SHORT TASK A: In the listing, reproduce verbatim the lines from the one containing "y-axis-title: Scale level (18, 254, 34, 322)" through the one containing "y-tick-label: 4.00 (58, 12, 87, 29)", inclusive of both.

PAGE EXCERPT:
◇ ◇ ◇
Sausage and Egg Rice Parcels

Anyone who loves dim sum will have eaten lo mai gai which is a lotus leaf wrapped around glutinous, sticky rice mixed with meat, mushrooms and egg. This delicious combination is a fantastic breakfast dish and one of the first Chinese dishes that my kids fell in love with. It’s not easy to find lotus leaves and Chinese sausage in UK supermarkets so to get our lo mai gai fix I decided to experiment with ingredients I could get hold of easily then wrap everything in regular greaseproof paper. These sausage and egg rice parcels are not complicated to make but they do need sticky rice which holds everything together. You can buy this at big supermarkets or Asian markets. Soaking the rice overnight is a must to get the best texture and flavour out of your rice. I make big batches then freeze individual parcels to defrost whenever I need a lo mai gai inspired breakfast.

Superfood Profile: Eggs
Contain Omega-3 (DHA) and Selenium which improve physical brain health and stabilize mood.

Makes 4 parcels

350g sticky rice
200g chorizo or kabanos (Polish sausage)
115g shitake or chestnut mushrooms
2 tbsp dark soy sauce
1 tbsp oyster sauce
2 tsp sesame oil
2 tsp rice wine or white wine vinegar
1 tsp white sugar
2 tbsp vegetable oil
2 spring onions
1 egg
1 tsp Chinese 5 spice

  • The night before making the rice parcels wash the rice then leave the washed rice in a bowl of water until you’re ready to cook (at least 12 hours).
  • Line a steamer basket (bamboo or stainless steel) with greaseproof paper then brush over a little vegetable oil. Drain the rice then tip it into the lined basket and put the lid on. Put a heatproof plate or small colander into a large cooking pot then place the steamer basket on top. Pour in water up to 2cm below the steamer then place a lid on the pot. Bring the water to a gentle boil (slow moving bubbles) and steam for 45 minutes or until the rice is tender.
  • Finely chop the mushrooms, spring onions and sausage then whisk the egg in a small bowl. In another small bowl mix together the soy sauce, oyster, sesame oil and sugar.
  • Fry the sausage until it starts to crisp up a little then add the mushrooms and cook for another 3 minutes then add the Chinese 5 spice and stir using chopsticks. Add the chopped spring onion and the soy sauce mixture then cook for 1 minute before adding the whisked egg and stirring rapidly with the chopsticks until it is cooked. Add the cooked rice and use the chopsticks to break it up and mix with the other ingredients. At this point you can serve the dish immediately with roasted chilli oil or you can make up parcels that are re-heated another day.
◇ ◇ ◇
Coordinate annotation records:

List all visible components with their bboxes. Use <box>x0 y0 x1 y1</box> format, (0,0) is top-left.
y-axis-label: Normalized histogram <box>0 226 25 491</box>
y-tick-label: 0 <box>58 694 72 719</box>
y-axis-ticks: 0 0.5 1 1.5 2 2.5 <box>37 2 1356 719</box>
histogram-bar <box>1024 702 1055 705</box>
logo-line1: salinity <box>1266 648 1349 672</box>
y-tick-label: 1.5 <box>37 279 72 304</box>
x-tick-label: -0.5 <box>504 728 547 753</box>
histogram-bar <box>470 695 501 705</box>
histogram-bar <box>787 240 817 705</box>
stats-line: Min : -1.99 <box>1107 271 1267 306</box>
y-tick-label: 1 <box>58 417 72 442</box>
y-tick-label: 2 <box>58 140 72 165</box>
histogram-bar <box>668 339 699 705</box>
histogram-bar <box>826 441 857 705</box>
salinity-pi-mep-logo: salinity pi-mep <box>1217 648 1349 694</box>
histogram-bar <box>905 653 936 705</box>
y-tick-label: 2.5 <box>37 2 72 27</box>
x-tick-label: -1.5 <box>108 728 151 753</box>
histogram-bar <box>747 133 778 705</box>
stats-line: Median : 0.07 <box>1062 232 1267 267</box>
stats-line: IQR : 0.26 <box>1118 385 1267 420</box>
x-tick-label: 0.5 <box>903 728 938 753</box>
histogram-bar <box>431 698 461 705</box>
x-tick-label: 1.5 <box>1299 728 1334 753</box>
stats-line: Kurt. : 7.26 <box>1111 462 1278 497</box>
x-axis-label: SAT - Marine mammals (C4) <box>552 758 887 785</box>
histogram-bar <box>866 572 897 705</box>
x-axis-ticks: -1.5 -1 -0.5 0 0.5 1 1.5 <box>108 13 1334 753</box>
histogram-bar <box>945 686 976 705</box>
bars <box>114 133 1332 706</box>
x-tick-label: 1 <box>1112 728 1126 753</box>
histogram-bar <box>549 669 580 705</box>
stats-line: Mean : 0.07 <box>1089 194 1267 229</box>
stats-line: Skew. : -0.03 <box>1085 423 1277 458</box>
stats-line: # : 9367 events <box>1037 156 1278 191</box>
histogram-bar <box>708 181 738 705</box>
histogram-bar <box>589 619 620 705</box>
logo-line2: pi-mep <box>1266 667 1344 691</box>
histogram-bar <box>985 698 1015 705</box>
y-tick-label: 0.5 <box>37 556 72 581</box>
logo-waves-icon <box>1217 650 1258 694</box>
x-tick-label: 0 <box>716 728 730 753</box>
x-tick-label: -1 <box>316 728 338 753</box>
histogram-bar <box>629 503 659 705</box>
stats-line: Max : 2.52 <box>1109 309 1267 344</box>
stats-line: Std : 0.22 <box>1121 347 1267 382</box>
◇ ◇ ◇
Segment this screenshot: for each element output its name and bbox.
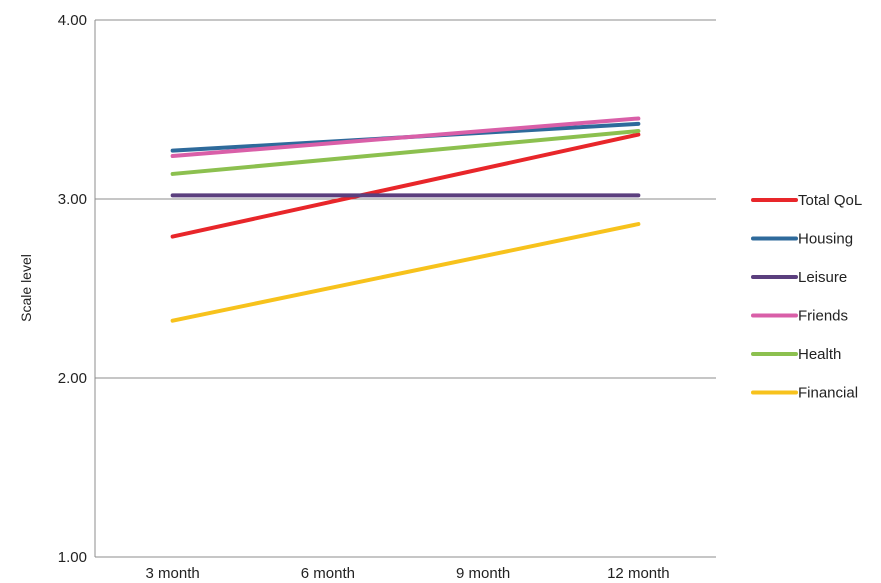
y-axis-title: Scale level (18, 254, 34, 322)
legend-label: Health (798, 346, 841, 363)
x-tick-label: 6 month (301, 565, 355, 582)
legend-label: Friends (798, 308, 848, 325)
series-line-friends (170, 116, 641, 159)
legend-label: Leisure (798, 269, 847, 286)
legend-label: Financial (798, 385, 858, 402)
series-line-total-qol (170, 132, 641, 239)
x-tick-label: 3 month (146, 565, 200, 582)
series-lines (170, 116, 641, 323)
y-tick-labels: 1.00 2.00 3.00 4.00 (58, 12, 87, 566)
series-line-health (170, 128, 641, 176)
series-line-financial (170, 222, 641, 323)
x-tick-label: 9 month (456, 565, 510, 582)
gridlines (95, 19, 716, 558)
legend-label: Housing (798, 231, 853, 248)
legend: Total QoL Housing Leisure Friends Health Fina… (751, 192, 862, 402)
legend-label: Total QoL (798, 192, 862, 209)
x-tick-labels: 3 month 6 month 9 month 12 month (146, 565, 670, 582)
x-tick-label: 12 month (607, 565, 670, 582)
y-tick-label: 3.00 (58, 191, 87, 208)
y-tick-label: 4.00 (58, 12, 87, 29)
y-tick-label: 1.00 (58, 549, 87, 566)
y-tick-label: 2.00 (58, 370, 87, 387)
◇ ◇ ◇
SHORT TASK B:
Answer these from the rice parcel recipe:
(i) How many parcels does the recipe make?
(ii) For at least how long should the washed rice be left in water?
(iii) For how many minutes is the rice steamed?

OUTPUT A:
y-axis-title: Scale level (18, 254, 34, 322)
legend-label: Health (798, 346, 841, 363)
x-tick-label: 6 month (301, 565, 355, 582)
legend-label: Friends (798, 308, 848, 325)
series-line-friends (170, 116, 641, 159)
legend-label: Leisure (798, 269, 847, 286)
legend-label: Financial (798, 385, 858, 402)
series-line-total-qol (170, 132, 641, 239)
x-tick-label: 3 month (146, 565, 200, 582)
series-lines (170, 116, 641, 323)
y-tick-labels: 1.00 2.00 3.00 4.00 (58, 12, 87, 566)
series-line-health (170, 128, 641, 176)
series-line-financial (170, 222, 641, 323)
x-tick-label: 9 month (456, 565, 510, 582)
gridlines (95, 19, 716, 558)
legend-label: Housing (798, 231, 853, 248)
legend: Total QoL Housing Leisure Friends Health Fina… (751, 192, 862, 402)
legend-label: Total QoL (798, 192, 862, 209)
x-tick-labels: 3 month 6 month 9 month 12 month (146, 565, 670, 582)
x-tick-label: 12 month (607, 565, 670, 582)
y-tick-label: 3.00 (58, 191, 87, 208)
y-tick-label: 4.00 (58, 12, 87, 29)

OUTPUT B:
(i) 4 parcels
(ii) At least 12 hours
(iii) 45 minutes, or until the rice is tender